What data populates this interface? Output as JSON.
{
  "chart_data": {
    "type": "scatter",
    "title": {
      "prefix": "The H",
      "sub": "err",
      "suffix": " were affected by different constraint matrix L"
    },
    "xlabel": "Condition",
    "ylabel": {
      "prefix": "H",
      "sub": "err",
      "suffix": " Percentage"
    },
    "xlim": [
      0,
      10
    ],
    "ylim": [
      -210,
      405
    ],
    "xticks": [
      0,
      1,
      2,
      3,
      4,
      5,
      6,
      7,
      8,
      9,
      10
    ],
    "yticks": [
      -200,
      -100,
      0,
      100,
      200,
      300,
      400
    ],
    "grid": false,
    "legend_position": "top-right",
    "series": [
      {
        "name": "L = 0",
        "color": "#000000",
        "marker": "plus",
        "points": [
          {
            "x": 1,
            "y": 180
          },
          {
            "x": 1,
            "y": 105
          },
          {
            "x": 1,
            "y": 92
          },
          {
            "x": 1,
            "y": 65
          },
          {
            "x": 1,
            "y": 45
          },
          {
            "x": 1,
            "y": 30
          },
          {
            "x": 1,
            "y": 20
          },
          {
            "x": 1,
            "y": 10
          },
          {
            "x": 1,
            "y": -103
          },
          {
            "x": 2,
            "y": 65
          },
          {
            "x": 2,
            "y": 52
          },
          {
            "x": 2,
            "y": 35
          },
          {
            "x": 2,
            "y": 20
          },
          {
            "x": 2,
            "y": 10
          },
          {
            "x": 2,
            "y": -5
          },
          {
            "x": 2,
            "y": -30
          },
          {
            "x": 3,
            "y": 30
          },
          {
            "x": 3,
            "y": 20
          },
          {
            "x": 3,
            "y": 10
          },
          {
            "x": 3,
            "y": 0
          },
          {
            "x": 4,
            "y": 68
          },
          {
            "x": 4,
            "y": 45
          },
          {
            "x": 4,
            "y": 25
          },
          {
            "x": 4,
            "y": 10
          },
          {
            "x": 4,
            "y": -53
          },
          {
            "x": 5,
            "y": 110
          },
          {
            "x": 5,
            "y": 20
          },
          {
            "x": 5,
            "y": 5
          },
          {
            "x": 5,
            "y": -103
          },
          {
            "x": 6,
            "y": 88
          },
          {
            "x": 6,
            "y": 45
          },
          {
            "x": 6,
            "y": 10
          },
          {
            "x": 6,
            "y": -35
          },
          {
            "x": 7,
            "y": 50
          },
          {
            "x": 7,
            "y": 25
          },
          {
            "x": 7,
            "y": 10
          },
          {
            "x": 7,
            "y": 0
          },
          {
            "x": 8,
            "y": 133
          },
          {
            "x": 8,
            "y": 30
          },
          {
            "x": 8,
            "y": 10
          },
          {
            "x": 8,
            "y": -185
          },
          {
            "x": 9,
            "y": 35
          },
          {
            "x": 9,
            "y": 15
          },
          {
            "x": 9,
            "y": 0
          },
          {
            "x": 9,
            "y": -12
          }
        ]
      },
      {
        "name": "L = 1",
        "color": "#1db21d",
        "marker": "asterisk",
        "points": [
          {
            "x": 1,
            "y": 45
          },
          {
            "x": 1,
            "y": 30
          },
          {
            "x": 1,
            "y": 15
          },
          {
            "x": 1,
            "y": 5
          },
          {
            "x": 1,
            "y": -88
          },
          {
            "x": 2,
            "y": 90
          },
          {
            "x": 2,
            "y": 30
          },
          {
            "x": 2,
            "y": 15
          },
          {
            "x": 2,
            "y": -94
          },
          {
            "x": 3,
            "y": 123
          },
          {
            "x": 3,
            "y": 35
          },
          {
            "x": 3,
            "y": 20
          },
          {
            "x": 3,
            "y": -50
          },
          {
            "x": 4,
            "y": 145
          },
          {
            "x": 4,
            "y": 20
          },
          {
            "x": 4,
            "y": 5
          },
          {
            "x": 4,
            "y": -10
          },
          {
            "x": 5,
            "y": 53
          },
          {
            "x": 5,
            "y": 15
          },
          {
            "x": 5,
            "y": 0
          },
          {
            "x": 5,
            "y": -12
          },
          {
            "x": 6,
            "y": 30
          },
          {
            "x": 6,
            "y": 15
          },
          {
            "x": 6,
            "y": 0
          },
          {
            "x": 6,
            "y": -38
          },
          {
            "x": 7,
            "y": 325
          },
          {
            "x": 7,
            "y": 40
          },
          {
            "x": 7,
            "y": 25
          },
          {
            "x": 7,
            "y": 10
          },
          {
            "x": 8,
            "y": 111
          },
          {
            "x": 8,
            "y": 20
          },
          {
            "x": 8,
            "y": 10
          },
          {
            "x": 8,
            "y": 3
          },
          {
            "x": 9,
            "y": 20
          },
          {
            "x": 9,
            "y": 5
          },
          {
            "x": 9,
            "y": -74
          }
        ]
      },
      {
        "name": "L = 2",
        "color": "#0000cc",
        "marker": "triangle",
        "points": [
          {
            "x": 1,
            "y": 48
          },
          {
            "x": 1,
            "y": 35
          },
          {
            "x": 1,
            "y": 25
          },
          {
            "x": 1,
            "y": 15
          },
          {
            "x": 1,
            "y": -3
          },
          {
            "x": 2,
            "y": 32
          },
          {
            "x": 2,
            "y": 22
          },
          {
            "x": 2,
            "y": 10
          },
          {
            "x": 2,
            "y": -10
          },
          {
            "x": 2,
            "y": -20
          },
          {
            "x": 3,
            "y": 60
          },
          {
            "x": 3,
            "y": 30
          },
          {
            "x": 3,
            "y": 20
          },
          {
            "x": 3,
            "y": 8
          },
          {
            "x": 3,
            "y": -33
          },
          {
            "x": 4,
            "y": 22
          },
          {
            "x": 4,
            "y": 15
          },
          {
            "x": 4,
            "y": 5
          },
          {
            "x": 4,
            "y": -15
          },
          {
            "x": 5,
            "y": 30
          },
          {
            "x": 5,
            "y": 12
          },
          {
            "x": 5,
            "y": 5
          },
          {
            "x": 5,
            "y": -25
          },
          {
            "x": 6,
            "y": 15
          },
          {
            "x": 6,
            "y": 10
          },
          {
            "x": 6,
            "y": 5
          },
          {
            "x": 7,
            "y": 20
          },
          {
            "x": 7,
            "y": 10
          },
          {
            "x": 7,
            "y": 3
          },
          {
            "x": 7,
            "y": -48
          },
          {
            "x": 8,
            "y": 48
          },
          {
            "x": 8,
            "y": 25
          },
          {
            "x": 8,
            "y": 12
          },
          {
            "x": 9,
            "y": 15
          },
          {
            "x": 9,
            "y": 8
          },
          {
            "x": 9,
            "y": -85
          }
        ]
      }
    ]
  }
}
━━━━━━━━━━━━━━━━━━━━
* Task objective *
From the listing above, pick out each line where the word "marker" appears.

* Correct result *
        "marker": "plus",
        "marker": "asterisk",
        "marker": "triangle",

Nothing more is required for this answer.